Determine how many lines of the records include "warning", and answer with the number alone.

RECORDED DATA:
___

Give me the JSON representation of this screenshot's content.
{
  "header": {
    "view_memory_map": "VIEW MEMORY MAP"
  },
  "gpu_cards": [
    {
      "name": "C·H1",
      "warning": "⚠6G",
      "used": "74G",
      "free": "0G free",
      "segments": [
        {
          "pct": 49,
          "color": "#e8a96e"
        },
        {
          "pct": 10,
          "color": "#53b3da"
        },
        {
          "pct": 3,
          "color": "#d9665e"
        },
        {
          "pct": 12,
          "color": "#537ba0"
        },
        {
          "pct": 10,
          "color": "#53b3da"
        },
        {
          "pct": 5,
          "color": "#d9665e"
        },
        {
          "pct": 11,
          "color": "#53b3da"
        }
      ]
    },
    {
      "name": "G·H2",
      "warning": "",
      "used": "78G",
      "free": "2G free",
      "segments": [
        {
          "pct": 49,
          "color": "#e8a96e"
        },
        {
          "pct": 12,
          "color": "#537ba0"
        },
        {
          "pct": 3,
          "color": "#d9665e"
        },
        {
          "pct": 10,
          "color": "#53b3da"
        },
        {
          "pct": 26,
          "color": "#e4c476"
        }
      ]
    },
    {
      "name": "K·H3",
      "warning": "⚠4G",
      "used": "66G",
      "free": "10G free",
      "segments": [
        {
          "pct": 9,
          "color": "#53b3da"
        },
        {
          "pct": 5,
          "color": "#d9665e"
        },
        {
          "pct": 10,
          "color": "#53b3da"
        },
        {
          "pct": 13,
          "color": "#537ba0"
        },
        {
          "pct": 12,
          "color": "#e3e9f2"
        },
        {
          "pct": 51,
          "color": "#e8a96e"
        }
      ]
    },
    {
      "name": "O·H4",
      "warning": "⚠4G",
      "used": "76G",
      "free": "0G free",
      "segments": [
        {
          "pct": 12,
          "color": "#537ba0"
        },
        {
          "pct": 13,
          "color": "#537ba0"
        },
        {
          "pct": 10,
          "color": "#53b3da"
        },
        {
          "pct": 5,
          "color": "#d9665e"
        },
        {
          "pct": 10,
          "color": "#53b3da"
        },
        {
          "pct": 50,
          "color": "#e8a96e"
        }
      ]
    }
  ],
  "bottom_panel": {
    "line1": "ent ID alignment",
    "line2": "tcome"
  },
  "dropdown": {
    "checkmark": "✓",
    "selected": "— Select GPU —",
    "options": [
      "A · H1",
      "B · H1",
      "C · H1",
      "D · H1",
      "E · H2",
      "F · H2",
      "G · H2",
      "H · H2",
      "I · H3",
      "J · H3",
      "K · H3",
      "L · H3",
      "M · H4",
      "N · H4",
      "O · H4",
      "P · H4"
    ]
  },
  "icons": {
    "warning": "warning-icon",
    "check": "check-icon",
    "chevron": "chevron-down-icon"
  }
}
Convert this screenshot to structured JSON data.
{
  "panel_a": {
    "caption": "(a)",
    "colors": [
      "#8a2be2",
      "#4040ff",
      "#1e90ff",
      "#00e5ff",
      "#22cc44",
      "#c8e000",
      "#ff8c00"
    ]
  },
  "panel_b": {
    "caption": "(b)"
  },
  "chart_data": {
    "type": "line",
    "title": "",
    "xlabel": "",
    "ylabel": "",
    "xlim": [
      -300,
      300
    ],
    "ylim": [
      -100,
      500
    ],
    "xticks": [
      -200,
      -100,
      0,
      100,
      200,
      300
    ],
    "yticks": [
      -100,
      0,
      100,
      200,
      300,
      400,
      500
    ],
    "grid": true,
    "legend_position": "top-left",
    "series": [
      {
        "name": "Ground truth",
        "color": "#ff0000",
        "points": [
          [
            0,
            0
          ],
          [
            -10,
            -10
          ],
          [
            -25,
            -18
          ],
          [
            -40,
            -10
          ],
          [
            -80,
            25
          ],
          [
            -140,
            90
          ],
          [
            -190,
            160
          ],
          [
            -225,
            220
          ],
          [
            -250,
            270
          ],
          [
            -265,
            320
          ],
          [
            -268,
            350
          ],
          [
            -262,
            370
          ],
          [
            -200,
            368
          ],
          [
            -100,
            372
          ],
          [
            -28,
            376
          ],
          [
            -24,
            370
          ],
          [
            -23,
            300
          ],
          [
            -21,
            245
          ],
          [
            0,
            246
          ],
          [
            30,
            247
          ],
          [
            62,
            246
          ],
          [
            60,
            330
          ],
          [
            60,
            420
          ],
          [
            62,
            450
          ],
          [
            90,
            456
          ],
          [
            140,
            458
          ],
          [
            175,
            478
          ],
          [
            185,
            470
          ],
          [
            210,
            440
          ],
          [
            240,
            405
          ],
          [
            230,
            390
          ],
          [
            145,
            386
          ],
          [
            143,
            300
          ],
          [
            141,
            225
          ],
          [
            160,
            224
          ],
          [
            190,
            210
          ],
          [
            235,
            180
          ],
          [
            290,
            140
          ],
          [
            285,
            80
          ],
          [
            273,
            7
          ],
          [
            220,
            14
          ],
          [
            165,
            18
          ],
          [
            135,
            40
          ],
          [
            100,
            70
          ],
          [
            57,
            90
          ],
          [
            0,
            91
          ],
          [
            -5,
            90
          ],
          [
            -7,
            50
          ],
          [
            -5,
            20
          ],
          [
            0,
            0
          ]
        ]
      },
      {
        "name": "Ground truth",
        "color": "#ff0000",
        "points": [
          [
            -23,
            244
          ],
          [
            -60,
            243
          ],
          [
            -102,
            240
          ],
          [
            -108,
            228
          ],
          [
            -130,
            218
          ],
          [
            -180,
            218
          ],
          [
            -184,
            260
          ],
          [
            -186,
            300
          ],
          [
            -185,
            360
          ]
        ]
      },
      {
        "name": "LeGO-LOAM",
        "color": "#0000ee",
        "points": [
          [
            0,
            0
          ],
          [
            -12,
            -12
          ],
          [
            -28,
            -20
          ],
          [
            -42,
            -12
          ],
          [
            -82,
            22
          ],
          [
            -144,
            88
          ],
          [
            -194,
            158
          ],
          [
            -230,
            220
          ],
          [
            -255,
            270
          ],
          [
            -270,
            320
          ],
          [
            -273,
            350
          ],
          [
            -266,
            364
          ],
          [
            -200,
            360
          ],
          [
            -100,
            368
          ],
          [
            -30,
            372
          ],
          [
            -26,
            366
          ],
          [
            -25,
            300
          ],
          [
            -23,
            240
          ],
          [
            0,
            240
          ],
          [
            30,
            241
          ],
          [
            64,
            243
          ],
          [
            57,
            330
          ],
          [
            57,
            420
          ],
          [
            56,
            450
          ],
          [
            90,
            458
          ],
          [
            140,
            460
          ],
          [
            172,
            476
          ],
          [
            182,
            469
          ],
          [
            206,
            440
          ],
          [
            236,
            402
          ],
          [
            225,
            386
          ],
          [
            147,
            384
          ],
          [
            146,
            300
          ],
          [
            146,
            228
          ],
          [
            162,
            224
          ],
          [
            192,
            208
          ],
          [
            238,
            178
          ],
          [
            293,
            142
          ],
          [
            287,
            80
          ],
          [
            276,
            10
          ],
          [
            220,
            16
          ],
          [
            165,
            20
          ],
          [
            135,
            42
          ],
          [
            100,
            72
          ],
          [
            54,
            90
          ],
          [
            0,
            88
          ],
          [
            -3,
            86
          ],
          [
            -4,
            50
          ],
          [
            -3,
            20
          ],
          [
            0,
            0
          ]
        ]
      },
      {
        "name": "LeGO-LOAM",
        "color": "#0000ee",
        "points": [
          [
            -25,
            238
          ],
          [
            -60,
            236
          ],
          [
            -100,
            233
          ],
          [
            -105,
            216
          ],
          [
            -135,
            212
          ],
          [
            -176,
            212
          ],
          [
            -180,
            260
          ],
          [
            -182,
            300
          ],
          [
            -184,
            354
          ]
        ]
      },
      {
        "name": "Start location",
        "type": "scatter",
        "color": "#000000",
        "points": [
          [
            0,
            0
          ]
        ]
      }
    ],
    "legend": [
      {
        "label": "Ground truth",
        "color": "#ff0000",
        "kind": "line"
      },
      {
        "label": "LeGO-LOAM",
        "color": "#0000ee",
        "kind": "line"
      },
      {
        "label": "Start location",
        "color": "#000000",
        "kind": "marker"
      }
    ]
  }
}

___

RESPONSE FOR THIS EXERCISE: 5